## Tarefa 1
Na listagem, troque "legend-swatch" por "legend-marker" nas linhas que começam com a que contém "bar bbox=[1326, 514, 1350, 551]" e vão até a que contém "x-tick-label: Jun bbox=[815, 580, 869, 611]". Reescreva apenas essas linhas, sem nenhuma outra alteração.

## Artigo

---+---

Além disso, o Estado, que deveria desenvolver políticas para garantir os direitos de todos os cidadãos, vem se mostrando ineficiente nessa tarefa. “Desde a década de 1950, o Estado negligencia a sua responsabilidade no que se refere aos direitos sociais de todos, principalmente dos mais necessitados”, afirma a professora. Dessa forma, o trabalho desenvolvido no Laefa, por meio do projeto de extensão Práticas Pedagógicas de Educação Física Adaptada para Pessoas com Deficiência e seus Familiares, surge como uma alternativa de enfrentamento ao preconceito, ao isolamento e às rotulações vivenciados por eles no cotidiano, e também em virtude da falta de opções de espaços de cultura, de esporte e de lazer para esses indivíduos.

Iniciado em 1995, o projeto atende cerca de 120 pessoas, em cinco ações, cada uma voltada para um segmento específico. Com as crianças, são desenvolvidas atividades de Ginástica Infantil, além das realizadas na Brinquedoteca. Para o grupo com deficiência intelectual e autismo, são oferecidas práticas corporais relacionadas à cultura jovem, que favorecem o desenvolvimento da autonomia e dos processos de emancipação, como a capacidade de fazer as próprias escolhas.

Já para o segmento com baixa visão e cegueira, público mais idoso, são oferecidas atividades que visam minimizar as perdas funcionais ocasionadas pela idade e pela condição visual, tendo sempre foco na autonomia e qualidade de vida. Além das pessoas com deficiências, no Laefa também são atendidos os cuidadores e acompanhantes com a ação “Cuidadores que dançam”.

---+---

## Registros armazenados
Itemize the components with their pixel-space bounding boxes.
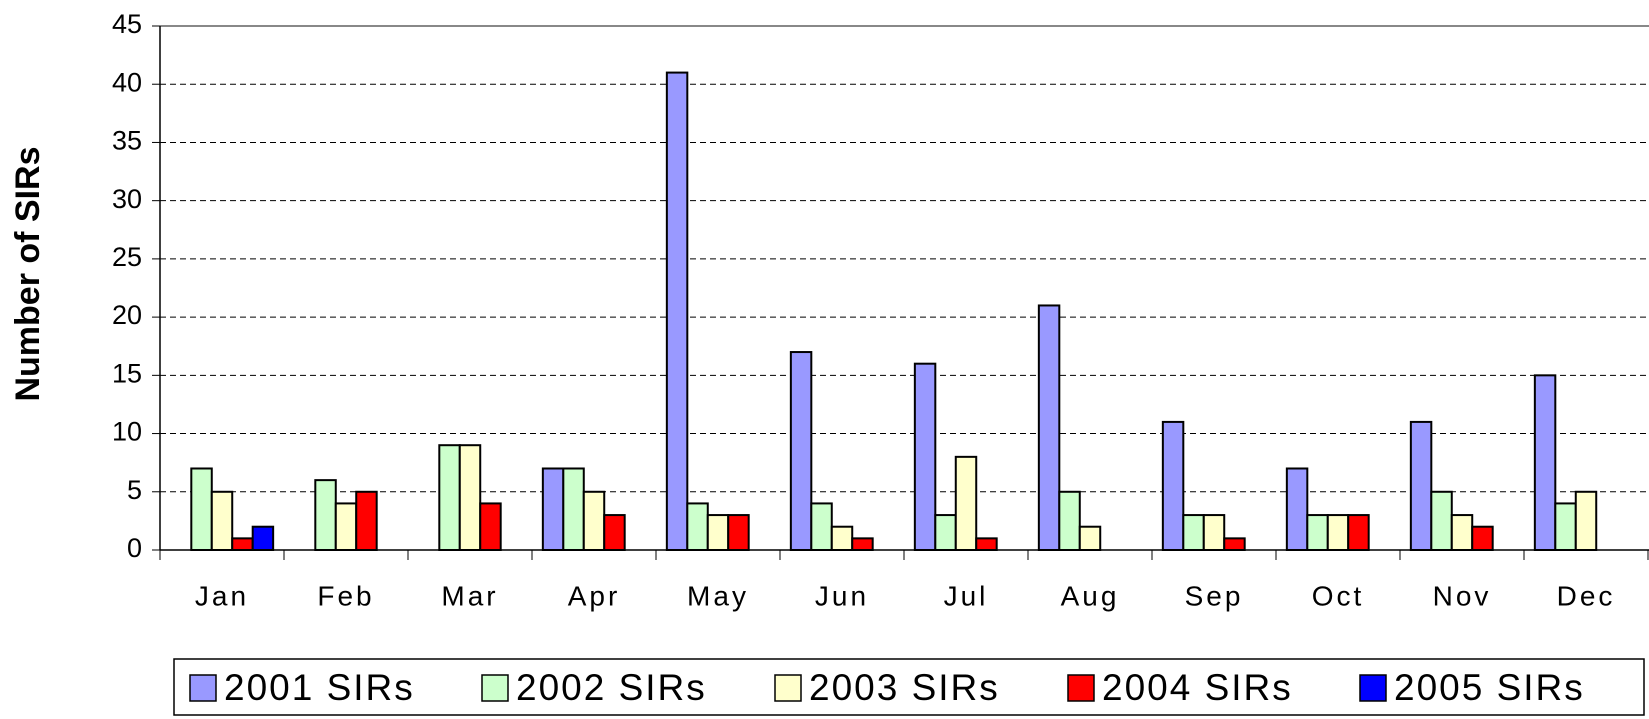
bar bbox=[1326, 514, 1350, 551]
legend-swatch bbox=[774, 674, 802, 702]
legend-label: 2005 SIRs bbox=[1394, 667, 1585, 708]
bar bbox=[1058, 490, 1081, 551]
y-tick-label: 20 bbox=[112, 300, 142, 330]
x-tick-label: May bbox=[687, 580, 749, 611]
bar bbox=[458, 444, 482, 552]
bar bbox=[1450, 514, 1474, 551]
x-tick-label: Jun bbox=[815, 580, 869, 611]
legend-swatch bbox=[189, 674, 217, 702]
y-tick-label: 25 bbox=[112, 242, 142, 272]
bar bbox=[603, 514, 626, 551]
bar bbox=[1554, 502, 1577, 551]
y-tick-label: 0 bbox=[127, 533, 142, 563]
bar bbox=[830, 525, 854, 552]
bar bbox=[1078, 525, 1102, 552]
x-tick-label: Apr bbox=[568, 580, 621, 611]
x-tick-label: Mar bbox=[441, 580, 498, 611]
bar bbox=[913, 362, 937, 552]
bar bbox=[1161, 420, 1185, 551]
bar bbox=[231, 537, 254, 551]
bar bbox=[810, 502, 833, 551]
bar bbox=[479, 502, 502, 551]
bar bbox=[334, 502, 358, 551]
bar bbox=[954, 455, 978, 552]
bar bbox=[975, 537, 998, 551]
bar bbox=[1202, 514, 1226, 551]
x-tick-label: Dec bbox=[1557, 580, 1616, 611]
x-tick-label: Aug bbox=[1061, 580, 1120, 611]
y-tick-label: 45 bbox=[112, 9, 142, 39]
bar bbox=[210, 490, 234, 551]
bar bbox=[1409, 420, 1433, 551]
legend-swatch bbox=[481, 674, 509, 702]
legend-box bbox=[173, 658, 1645, 716]
legend-swatch bbox=[1067, 674, 1095, 702]
bar bbox=[1037, 304, 1061, 552]
bar bbox=[1471, 525, 1494, 552]
bar bbox=[851, 537, 874, 551]
y-tick-label: 40 bbox=[112, 67, 142, 97]
bar bbox=[1347, 514, 1370, 551]
bar bbox=[789, 351, 813, 551]
x-tick-label: Jan bbox=[195, 580, 249, 611]
bar bbox=[190, 467, 213, 551]
x-tick-label: Jul bbox=[944, 580, 989, 611]
bar bbox=[706, 514, 730, 551]
bar bbox=[562, 467, 585, 551]
y-tick-label: 15 bbox=[112, 358, 142, 388]
x-tick-label: Nov bbox=[1433, 580, 1492, 611]
legend-label: 2004 SIRs bbox=[1102, 667, 1293, 708]
x-tick-label: Oct bbox=[1312, 580, 1365, 611]
y-tick-label: 35 bbox=[112, 126, 142, 156]
y-axis-label: Number of SIRs bbox=[9, 146, 47, 401]
bar bbox=[665, 71, 689, 551]
bar bbox=[934, 514, 957, 551]
legend-label: 2003 SIRs bbox=[809, 667, 1000, 708]
bar bbox=[1285, 467, 1309, 551]
bar bbox=[727, 514, 750, 551]
bar bbox=[1574, 490, 1598, 551]
y-tick-label: 10 bbox=[112, 417, 142, 447]
legend-label: 2002 SIRs bbox=[516, 667, 707, 708]
legend-swatch bbox=[1359, 674, 1387, 702]
bar bbox=[1533, 374, 1557, 552]
bar bbox=[582, 490, 606, 551]
legend-label: 2001 SIRs bbox=[224, 667, 415, 708]
bar bbox=[686, 502, 709, 551]
y-tick-label: 30 bbox=[112, 184, 142, 214]
bar bbox=[1306, 514, 1329, 551]
bar bbox=[314, 479, 337, 551]
y-tick-label: 5 bbox=[127, 475, 142, 505]
bar bbox=[251, 525, 275, 552]
bar bbox=[1223, 537, 1246, 551]
bar bbox=[1430, 490, 1453, 551]
bar bbox=[541, 467, 565, 551]
bar bbox=[1182, 514, 1205, 551]
x-tick-label: Sep bbox=[1185, 580, 1244, 611]
bar bbox=[355, 490, 378, 551]
x-tick-label: Feb bbox=[317, 580, 374, 611]
bar bbox=[438, 444, 461, 552]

---+---

## Tarefa 2
Transcreva palavra por palavra o trecho do artigo sobre o Laefa que começa em "Além disso, o" e segue até "para esses indivíduos.".

## Resposta correta 1
bar bbox=[1326, 514, 1350, 551]
legend-marker bbox=[774, 674, 802, 702]
legend-label: 2005 SIRs bbox=[1394, 667, 1585, 708]
bar bbox=[1058, 490, 1081, 551]
y-tick-label: 20 bbox=[112, 300, 142, 330]
x-tick-label: May bbox=[687, 580, 749, 611]
bar bbox=[458, 444, 482, 552]
bar bbox=[1450, 514, 1474, 551]
x-tick-label: Jun bbox=[815, 580, 869, 611]

## Resposta correta 2
Além disso, o Estado, que deveria desenvolver políticas para garantir os direitos de todos os cidadãos, vem se mostrando ineficiente nessa tarefa. “Desde a década de 1950, o Estado negligencia a sua responsabilidade no que se refere aos direitos sociais de todos, principalmente dos mais necessitados”, afirma a professora. Dessa forma, o trabalho desenvolvido no Laefa, por meio do projeto de extensão Práticas Pedagógicas de Educação Física Adaptada para Pessoas com Deficiência e seus Familiares, surge como uma alternativa de enfrentamento ao preconceito, ao isolamento e às rotulações vivenciados por eles no cotidiano, e também em virtude da falta de opções de espaços de cultura, de esporte e de lazer para esses indivíduos.